::: SUPPLIED DATA
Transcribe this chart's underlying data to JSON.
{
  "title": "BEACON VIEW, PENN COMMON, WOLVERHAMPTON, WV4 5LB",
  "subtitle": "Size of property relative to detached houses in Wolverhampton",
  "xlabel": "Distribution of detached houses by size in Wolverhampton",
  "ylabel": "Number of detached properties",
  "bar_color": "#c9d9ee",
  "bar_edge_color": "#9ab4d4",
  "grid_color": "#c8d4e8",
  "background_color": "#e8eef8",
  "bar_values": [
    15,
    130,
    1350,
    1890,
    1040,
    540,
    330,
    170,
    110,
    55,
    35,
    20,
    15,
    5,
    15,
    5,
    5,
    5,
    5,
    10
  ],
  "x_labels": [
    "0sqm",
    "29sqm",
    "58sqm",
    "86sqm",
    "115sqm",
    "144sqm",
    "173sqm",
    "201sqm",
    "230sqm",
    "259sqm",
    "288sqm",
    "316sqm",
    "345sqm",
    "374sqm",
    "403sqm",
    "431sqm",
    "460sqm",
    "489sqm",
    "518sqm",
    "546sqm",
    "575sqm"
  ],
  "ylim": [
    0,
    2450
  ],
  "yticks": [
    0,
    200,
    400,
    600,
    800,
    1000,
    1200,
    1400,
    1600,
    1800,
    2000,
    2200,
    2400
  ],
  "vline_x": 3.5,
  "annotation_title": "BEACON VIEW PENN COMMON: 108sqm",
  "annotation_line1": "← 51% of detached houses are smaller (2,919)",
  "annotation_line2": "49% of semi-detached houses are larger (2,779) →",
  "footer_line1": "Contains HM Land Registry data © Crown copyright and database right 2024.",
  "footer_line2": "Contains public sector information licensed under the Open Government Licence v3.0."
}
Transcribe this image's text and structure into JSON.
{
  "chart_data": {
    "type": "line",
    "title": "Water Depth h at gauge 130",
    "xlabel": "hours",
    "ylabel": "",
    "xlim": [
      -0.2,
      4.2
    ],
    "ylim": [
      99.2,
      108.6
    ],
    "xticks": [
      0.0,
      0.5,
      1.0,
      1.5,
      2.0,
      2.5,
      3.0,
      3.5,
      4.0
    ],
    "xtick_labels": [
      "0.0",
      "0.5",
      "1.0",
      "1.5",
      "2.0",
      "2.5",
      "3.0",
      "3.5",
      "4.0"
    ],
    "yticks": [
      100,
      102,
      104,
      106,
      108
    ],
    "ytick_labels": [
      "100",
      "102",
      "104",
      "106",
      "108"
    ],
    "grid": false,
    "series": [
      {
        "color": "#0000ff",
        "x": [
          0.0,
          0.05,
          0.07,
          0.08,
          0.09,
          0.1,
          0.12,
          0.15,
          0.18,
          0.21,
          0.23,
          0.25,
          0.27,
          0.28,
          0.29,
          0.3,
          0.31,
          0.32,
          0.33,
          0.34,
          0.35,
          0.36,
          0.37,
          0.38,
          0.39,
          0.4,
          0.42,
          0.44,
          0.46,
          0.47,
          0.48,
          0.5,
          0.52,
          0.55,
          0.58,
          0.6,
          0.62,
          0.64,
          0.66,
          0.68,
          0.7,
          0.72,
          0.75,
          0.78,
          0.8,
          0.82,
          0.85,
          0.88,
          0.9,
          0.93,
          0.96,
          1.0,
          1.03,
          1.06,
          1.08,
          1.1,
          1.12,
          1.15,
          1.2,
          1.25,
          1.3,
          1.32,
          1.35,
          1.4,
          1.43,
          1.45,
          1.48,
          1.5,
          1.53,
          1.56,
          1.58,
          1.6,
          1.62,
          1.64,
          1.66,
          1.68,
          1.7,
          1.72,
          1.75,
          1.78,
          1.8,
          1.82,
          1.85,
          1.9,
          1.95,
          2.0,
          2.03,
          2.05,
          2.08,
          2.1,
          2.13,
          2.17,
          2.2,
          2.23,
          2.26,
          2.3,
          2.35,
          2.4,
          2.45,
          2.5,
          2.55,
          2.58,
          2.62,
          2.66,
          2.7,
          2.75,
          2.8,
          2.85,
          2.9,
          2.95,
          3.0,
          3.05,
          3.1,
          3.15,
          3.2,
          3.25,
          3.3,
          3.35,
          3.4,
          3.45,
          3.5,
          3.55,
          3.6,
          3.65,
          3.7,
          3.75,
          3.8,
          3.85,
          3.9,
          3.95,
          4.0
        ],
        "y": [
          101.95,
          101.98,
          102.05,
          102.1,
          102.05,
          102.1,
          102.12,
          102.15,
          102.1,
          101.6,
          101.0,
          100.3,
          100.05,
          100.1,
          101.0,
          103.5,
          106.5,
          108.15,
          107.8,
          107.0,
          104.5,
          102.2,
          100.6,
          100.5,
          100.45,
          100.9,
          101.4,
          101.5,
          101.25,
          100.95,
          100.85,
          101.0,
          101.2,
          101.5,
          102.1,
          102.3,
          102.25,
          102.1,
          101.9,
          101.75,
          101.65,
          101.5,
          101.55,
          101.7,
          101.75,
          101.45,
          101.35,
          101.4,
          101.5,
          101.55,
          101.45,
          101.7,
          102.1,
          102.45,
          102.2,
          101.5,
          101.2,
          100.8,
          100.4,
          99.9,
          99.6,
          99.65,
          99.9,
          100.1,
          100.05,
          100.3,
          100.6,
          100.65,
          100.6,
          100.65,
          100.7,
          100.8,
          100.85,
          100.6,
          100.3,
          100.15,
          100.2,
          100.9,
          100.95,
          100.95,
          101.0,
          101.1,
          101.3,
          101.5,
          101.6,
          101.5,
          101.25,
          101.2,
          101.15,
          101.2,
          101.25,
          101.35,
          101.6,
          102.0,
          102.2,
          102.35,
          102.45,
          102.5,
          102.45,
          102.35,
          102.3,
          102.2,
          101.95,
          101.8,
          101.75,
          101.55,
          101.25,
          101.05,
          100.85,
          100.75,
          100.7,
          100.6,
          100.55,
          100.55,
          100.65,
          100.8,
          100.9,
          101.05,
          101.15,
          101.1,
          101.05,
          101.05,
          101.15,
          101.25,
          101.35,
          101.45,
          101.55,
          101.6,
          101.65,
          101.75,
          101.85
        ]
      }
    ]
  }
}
::::::
WHAT IS EXPECTED:
Extract the data in full. Keep it word for word.

RESPONSE TO THE TASK:
Transcribe this chart's underlying data to JSON.
{
  "title": "BEACON VIEW, PENN COMMON, WOLVERHAMPTON, WV4 5LB",
  "subtitle": "Size of property relative to detached houses in Wolverhampton",
  "xlabel": "Distribution of detached houses by size in Wolverhampton",
  "ylabel": "Number of detached properties",
  "bar_color": "#c9d9ee",
  "bar_edge_color": "#9ab4d4",
  "grid_color": "#c8d4e8",
  "background_color": "#e8eef8",
  "bar_values": [
    15,
    130,
    1350,
    1890,
    1040,
    540,
    330,
    170,
    110,
    55,
    35,
    20,
    15,
    5,
    15,
    5,
    5,
    5,
    5,
    10
  ],
  "x_labels": [
    "0sqm",
    "29sqm",
    "58sqm",
    "86sqm",
    "115sqm",
    "144sqm",
    "173sqm",
    "201sqm",
    "230sqm",
    "259sqm",
    "288sqm",
    "316sqm",
    "345sqm",
    "374sqm",
    "403sqm",
    "431sqm",
    "460sqm",
    "489sqm",
    "518sqm",
    "546sqm",
    "575sqm"
  ],
  "ylim": [
    0,
    2450
  ],
  "yticks": [
    0,
    200,
    400,
    600,
    800,
    1000,
    1200,
    1400,
    1600,
    1800,
    2000,
    2200,
    2400
  ],
  "vline_x": 3.5,
  "annotation_title": "BEACON VIEW PENN COMMON: 108sqm",
  "annotation_line1": "← 51% of detached houses are smaller (2,919)",
  "annotation_line2": "49% of semi-detached houses are larger (2,779) →",
  "footer_line1": "Contains HM Land Registry data © Crown copyright and database right 2024.",
  "footer_line2": "Contains public sector information licensed under the Open Government Licence v3.0."
}
Transcribe this image's text and structure into JSON.
{
  "chart_data": {
    "type": "line",
    "title": "Water Depth h at gauge 130",
    "xlabel": "hours",
    "ylabel": "",
    "xlim": [
      -0.2,
      4.2
    ],
    "ylim": [
      99.2,
      108.6
    ],
    "xticks": [
      0.0,
      0.5,
      1.0,
      1.5,
      2.0,
      2.5,
      3.0,
      3.5,
      4.0
    ],
    "xtick_labels": [
      "0.0",
      "0.5",
      "1.0",
      "1.5",
      "2.0",
      "2.5",
      "3.0",
      "3.5",
      "4.0"
    ],
    "yticks": [
      100,
      102,
      104,
      106,
      108
    ],
    "ytick_labels": [
      "100",
      "102",
      "104",
      "106",
      "108"
    ],
    "grid": false,
    "series": [
      {
        "color": "#0000ff",
        "x": [
          0.0,
          0.05,
          0.07,
          0.08,
          0.09,
          0.1,
          0.12,
          0.15,
          0.18,
          0.21,
          0.23,
          0.25,
          0.27,
          0.28,
          0.29,
          0.3,
          0.31,
          0.32,
          0.33,
          0.34,
          0.35,
          0.36,
          0.37,
          0.38,
          0.39,
          0.4,
          0.42,
          0.44,
          0.46,
          0.47,
          0.48,
          0.5,
          0.52,
          0.55,
          0.58,
          0.6,
          0.62,
          0.64,
          0.66,
          0.68,
          0.7,
          0.72,
          0.75,
          0.78,
          0.8,
          0.82,
          0.85,
          0.88,
          0.9,
          0.93,
          0.96,
          1.0,
          1.03,
          1.06,
          1.08,
          1.1,
          1.12,
          1.15,
          1.2,
          1.25,
          1.3,
          1.32,
          1.35,
          1.4,
          1.43,
          1.45,
          1.48,
          1.5,
          1.53,
          1.56,
          1.58,
          1.6,
          1.62,
          1.64,
          1.66,
          1.68,
          1.7,
          1.72,
          1.75,
          1.78,
          1.8,
          1.82,
          1.85,
          1.9,
          1.95,
          2.0,
          2.03,
          2.05,
          2.08,
          2.1,
          2.13,
          2.17,
          2.2,
          2.23,
          2.26,
          2.3,
          2.35,
          2.4,
          2.45,
          2.5,
          2.55,
          2.58,
          2.62,
          2.66,
          2.7,
          2.75,
          2.8,
          2.85,
          2.9,
          2.95,
          3.0,
          3.05,
          3.1,
          3.15,
          3.2,
          3.25,
          3.3,
          3.35,
          3.4,
          3.45,
          3.5,
          3.55,
          3.6,
          3.65,
          3.7,
          3.75,
          3.8,
          3.85,
          3.9,
          3.95,
          4.0
        ],
        "y": [
          101.95,
          101.98,
          102.05,
          102.1,
          102.05,
          102.1,
          102.12,
          102.15,
          102.1,
          101.6,
          101.0,
          100.3,
          100.05,
          100.1,
          101.0,
          103.5,
          106.5,
          108.15,
          107.8,
          107.0,
          104.5,
          102.2,
          100.6,
          100.5,
          100.45,
          100.9,
          101.4,
          101.5,
          101.25,
          100.95,
          100.85,
          101.0,
          101.2,
          101.5,
          102.1,
          102.3,
          102.25,
          102.1,
          101.9,
          101.75,
          101.65,
          101.5,
          101.55,
          101.7,
          101.75,
          101.45,
          101.35,
          101.4,
          101.5,
          101.55,
          101.45,
          101.7,
          102.1,
          102.45,
          102.2,
          101.5,
          101.2,
          100.8,
          100.4,
          99.9,
          99.6,
          99.65,
          99.9,
          100.1,
          100.05,
          100.3,
          100.6,
          100.65,
          100.6,
          100.65,
          100.7,
          100.8,
          100.85,
          100.6,
          100.3,
          100.15,
          100.2,
          100.9,
          100.95,
          100.95,
          101.0,
          101.1,
          101.3,
          101.5,
          101.6,
          101.5,
          101.25,
          101.2,
          101.15,
          101.2,
          101.25,
          101.35,
          101.6,
          102.0,
          102.2,
          102.35,
          102.45,
          102.5,
          102.45,
          102.35,
          102.3,
          102.2,
          101.95,
          101.8,
          101.75,
          101.55,
          101.25,
          101.05,
          100.85,
          100.75,
          100.7,
          100.6,
          100.55,
          100.55,
          100.65,
          100.8,
          100.9,
          101.05,
          101.15,
          101.1,
          101.05,
          101.05,
          101.15,
          101.25,
          101.35,
          101.45,
          101.55,
          101.6,
          101.65,
          101.75,
          101.85
        ]
      }
    ]
  }
}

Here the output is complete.